EXERCISE INSTRUCTIONS: Copy out every line of the records below, character for character.

══ RAW RECORDS ══

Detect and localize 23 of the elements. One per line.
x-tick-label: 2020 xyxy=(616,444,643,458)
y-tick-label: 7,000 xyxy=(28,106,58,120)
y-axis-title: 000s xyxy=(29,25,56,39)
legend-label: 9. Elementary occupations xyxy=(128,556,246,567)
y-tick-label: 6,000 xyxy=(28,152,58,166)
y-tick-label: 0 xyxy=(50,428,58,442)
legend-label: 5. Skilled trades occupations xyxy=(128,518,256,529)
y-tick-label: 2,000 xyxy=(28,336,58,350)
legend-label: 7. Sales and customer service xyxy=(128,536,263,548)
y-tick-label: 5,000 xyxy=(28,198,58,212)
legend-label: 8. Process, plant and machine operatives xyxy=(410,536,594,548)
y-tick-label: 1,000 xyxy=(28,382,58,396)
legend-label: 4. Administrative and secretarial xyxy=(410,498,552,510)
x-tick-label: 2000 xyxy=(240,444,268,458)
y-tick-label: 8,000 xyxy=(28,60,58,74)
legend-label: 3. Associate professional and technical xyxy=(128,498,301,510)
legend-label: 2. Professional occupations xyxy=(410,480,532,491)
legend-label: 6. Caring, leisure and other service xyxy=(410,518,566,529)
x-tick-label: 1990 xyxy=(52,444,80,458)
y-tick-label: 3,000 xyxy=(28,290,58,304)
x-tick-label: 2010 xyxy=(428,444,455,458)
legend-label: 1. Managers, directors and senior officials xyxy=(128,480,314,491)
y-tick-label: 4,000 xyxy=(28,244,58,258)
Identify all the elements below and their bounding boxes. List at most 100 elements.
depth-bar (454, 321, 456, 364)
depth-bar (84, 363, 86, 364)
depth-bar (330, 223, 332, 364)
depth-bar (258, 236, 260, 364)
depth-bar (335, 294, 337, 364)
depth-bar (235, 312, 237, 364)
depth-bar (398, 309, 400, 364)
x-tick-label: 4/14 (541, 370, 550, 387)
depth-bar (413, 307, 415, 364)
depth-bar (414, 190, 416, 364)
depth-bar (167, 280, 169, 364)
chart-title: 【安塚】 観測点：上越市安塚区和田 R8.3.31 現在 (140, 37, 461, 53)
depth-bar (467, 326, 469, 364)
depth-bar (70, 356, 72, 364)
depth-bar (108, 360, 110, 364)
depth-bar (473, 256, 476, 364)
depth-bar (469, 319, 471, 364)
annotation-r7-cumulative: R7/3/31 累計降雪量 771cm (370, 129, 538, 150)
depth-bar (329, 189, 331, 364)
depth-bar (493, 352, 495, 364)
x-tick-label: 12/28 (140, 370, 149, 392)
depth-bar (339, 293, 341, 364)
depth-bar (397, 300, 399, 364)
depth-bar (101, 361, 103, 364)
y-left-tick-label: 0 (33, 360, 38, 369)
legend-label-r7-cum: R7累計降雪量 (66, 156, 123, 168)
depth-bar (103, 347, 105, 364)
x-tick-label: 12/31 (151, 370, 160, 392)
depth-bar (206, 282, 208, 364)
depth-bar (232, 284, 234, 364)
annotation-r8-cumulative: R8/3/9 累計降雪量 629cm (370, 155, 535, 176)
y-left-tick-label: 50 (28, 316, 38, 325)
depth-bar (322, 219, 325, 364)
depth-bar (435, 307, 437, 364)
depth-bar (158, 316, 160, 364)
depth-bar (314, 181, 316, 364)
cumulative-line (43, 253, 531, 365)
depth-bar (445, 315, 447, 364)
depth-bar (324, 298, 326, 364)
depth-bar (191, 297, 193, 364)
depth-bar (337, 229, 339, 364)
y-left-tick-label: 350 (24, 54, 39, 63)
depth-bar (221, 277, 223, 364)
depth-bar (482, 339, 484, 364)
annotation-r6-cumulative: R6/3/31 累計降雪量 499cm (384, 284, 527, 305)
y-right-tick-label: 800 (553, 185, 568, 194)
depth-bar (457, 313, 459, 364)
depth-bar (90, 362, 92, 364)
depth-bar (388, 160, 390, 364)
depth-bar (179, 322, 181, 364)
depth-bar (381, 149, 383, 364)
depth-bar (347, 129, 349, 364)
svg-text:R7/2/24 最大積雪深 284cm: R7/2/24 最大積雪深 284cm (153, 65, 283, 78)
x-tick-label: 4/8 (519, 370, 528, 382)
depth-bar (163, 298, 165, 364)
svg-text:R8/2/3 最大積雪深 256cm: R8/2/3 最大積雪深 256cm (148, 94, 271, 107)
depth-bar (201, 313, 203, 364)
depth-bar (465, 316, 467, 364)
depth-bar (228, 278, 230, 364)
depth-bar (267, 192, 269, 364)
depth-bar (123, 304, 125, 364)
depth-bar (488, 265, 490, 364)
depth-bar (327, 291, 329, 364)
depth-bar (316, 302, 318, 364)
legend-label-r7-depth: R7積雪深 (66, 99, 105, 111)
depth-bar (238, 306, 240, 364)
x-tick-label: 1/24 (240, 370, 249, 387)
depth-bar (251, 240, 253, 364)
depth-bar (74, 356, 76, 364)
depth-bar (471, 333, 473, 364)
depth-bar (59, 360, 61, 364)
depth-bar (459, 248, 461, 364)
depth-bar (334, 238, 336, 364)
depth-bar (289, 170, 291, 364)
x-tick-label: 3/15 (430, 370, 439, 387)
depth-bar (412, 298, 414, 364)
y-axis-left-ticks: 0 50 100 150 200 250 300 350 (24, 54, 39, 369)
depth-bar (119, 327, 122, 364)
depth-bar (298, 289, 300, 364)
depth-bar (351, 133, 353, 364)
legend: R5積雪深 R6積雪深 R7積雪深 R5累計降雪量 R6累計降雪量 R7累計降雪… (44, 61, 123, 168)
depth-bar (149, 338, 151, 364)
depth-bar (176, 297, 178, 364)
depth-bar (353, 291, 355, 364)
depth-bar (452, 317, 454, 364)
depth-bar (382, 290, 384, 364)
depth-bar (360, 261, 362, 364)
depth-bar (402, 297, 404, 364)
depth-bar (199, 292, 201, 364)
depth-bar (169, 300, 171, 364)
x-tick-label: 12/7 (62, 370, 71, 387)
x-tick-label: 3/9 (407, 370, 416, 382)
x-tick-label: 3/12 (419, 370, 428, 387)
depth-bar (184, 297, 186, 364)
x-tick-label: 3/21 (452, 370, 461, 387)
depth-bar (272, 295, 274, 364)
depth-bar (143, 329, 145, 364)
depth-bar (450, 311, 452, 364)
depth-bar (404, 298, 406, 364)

═══

RESULT BELOW:
Detect and localize 23 of the elements. One per line.
x-tick-label: 2020 xyxy=(616,444,643,458)
y-tick-label: 7,000 xyxy=(28,106,58,120)
y-axis-title: 000s xyxy=(29,25,56,39)
legend-label: 9. Elementary occupations xyxy=(128,556,246,567)
y-tick-label: 6,000 xyxy=(28,152,58,166)
y-tick-label: 0 xyxy=(50,428,58,442)
legend-label: 5. Skilled trades occupations xyxy=(128,518,256,529)
y-tick-label: 2,000 xyxy=(28,336,58,350)
legend-label: 7. Sales and customer service xyxy=(128,536,263,548)
y-tick-label: 5,000 xyxy=(28,198,58,212)
legend-label: 8. Process, plant and machine operatives xyxy=(410,536,594,548)
y-tick-label: 1,000 xyxy=(28,382,58,396)
legend-label: 4. Administrative and secretarial xyxy=(410,498,552,510)
x-tick-label: 2000 xyxy=(240,444,268,458)
y-tick-label: 8,000 xyxy=(28,60,58,74)
legend-label: 3. Associate professional and technical xyxy=(128,498,301,510)
legend-label: 2. Professional occupations xyxy=(410,480,532,491)
legend-label: 6. Caring, leisure and other service xyxy=(410,518,566,529)
x-tick-label: 1990 xyxy=(52,444,80,458)
y-tick-label: 3,000 xyxy=(28,290,58,304)
x-tick-label: 2010 xyxy=(428,444,455,458)
legend-label: 1. Managers, directors and senior officials xyxy=(128,480,314,491)
y-tick-label: 4,000 xyxy=(28,244,58,258)
Identify all the elements below and their bounding boxes. List at most 100 elements.
depth-bar (454, 321, 456, 364)
depth-bar (84, 363, 86, 364)
depth-bar (330, 223, 332, 364)
depth-bar (258, 236, 260, 364)
depth-bar (335, 294, 337, 364)
depth-bar (235, 312, 237, 364)
depth-bar (398, 309, 400, 364)
x-tick-label: 4/14 (541, 370, 550, 387)
depth-bar (413, 307, 415, 364)
depth-bar (414, 190, 416, 364)
depth-bar (167, 280, 169, 364)
chart-title: 【安塚】 観測点：上越市安塚区和田 R8.3.31 現在 (140, 37, 461, 53)
depth-bar (467, 326, 469, 364)
depth-bar (70, 356, 72, 364)
depth-bar (108, 360, 110, 364)
depth-bar (473, 256, 476, 364)
depth-bar (469, 319, 471, 364)
annotation-r7-cumulative: R7/3/31 累計降雪量 771cm (370, 129, 538, 150)
depth-bar (329, 189, 331, 364)
depth-bar (493, 352, 495, 364)
x-tick-label: 12/28 (140, 370, 149, 392)
depth-bar (339, 293, 341, 364)
depth-bar (397, 300, 399, 364)
depth-bar (101, 361, 103, 364)
y-left-tick-label: 0 (33, 360, 38, 369)
legend-label-r7-cum: R7累計降雪量 (66, 156, 123, 168)
depth-bar (103, 347, 105, 364)
x-tick-label: 12/31 (151, 370, 160, 392)
depth-bar (206, 282, 208, 364)
depth-bar (232, 284, 234, 364)
annotation-r8-cumulative: R8/3/9 累計降雪量 629cm (370, 155, 535, 176)
y-left-tick-label: 50 (28, 316, 38, 325)
depth-bar (322, 219, 325, 364)
depth-bar (435, 307, 437, 364)
depth-bar (158, 316, 160, 364)
depth-bar (314, 181, 316, 364)
cumulative-line (43, 253, 531, 365)
depth-bar (445, 315, 447, 364)
depth-bar (324, 298, 326, 364)
depth-bar (191, 297, 193, 364)
depth-bar (337, 229, 339, 364)
y-left-tick-label: 350 (24, 54, 39, 63)
depth-bar (221, 277, 223, 364)
depth-bar (482, 339, 484, 364)
annotation-r6-cumulative: R6/3/31 累計降雪量 499cm (384, 284, 527, 305)
y-right-tick-label: 800 (553, 185, 568, 194)
depth-bar (457, 313, 459, 364)
depth-bar (90, 362, 92, 364)
depth-bar (388, 160, 390, 364)
depth-bar (179, 322, 181, 364)
depth-bar (381, 149, 383, 364)
depth-bar (347, 129, 349, 364)
svg-text:R7/2/24 最大積雪深 284cm: R7/2/24 最大積雪深 284cm (153, 65, 283, 78)
x-tick-label: 4/8 (519, 370, 528, 382)
depth-bar (163, 298, 165, 364)
svg-text:R8/2/3 最大積雪深 256cm: R8/2/3 最大積雪深 256cm (148, 94, 271, 107)
depth-bar (201, 313, 203, 364)
depth-bar (465, 316, 467, 364)
depth-bar (228, 278, 230, 364)
depth-bar (267, 192, 269, 364)
depth-bar (123, 304, 125, 364)
depth-bar (488, 265, 490, 364)
depth-bar (327, 291, 329, 364)
depth-bar (316, 302, 318, 364)
legend-label-r7-depth: R7積雪深 (66, 99, 105, 111)
depth-bar (238, 306, 240, 364)
x-tick-label: 1/24 (240, 370, 249, 387)
depth-bar (251, 240, 253, 364)
depth-bar (74, 356, 76, 364)
depth-bar (471, 333, 473, 364)
depth-bar (59, 360, 61, 364)
depth-bar (459, 248, 461, 364)
depth-bar (334, 238, 336, 364)
depth-bar (289, 170, 291, 364)
x-tick-label: 3/15 (430, 370, 439, 387)
depth-bar (412, 298, 414, 364)
y-axis-left-ticks: 0 50 100 150 200 250 300 350 (24, 54, 39, 369)
depth-bar (119, 327, 122, 364)
depth-bar (298, 289, 300, 364)
depth-bar (351, 133, 353, 364)
legend: R5積雪深 R6積雪深 R7積雪深 R5累計降雪量 R6累計降雪量 R7累計降雪… (44, 61, 123, 168)
depth-bar (149, 338, 151, 364)
depth-bar (176, 297, 178, 364)
depth-bar (353, 291, 355, 364)
depth-bar (452, 317, 454, 364)
depth-bar (382, 290, 384, 364)
depth-bar (360, 261, 362, 364)
depth-bar (402, 297, 404, 364)
depth-bar (199, 292, 201, 364)
depth-bar (169, 300, 171, 364)
x-tick-label: 12/7 (62, 370, 71, 387)
x-tick-label: 3/9 (407, 370, 416, 382)
x-tick-label: 3/12 (419, 370, 428, 387)
depth-bar (184, 297, 186, 364)
x-tick-label: 3/21 (452, 370, 461, 387)
depth-bar (272, 295, 274, 364)
depth-bar (143, 329, 145, 364)
depth-bar (450, 311, 452, 364)
depth-bar (404, 298, 406, 364)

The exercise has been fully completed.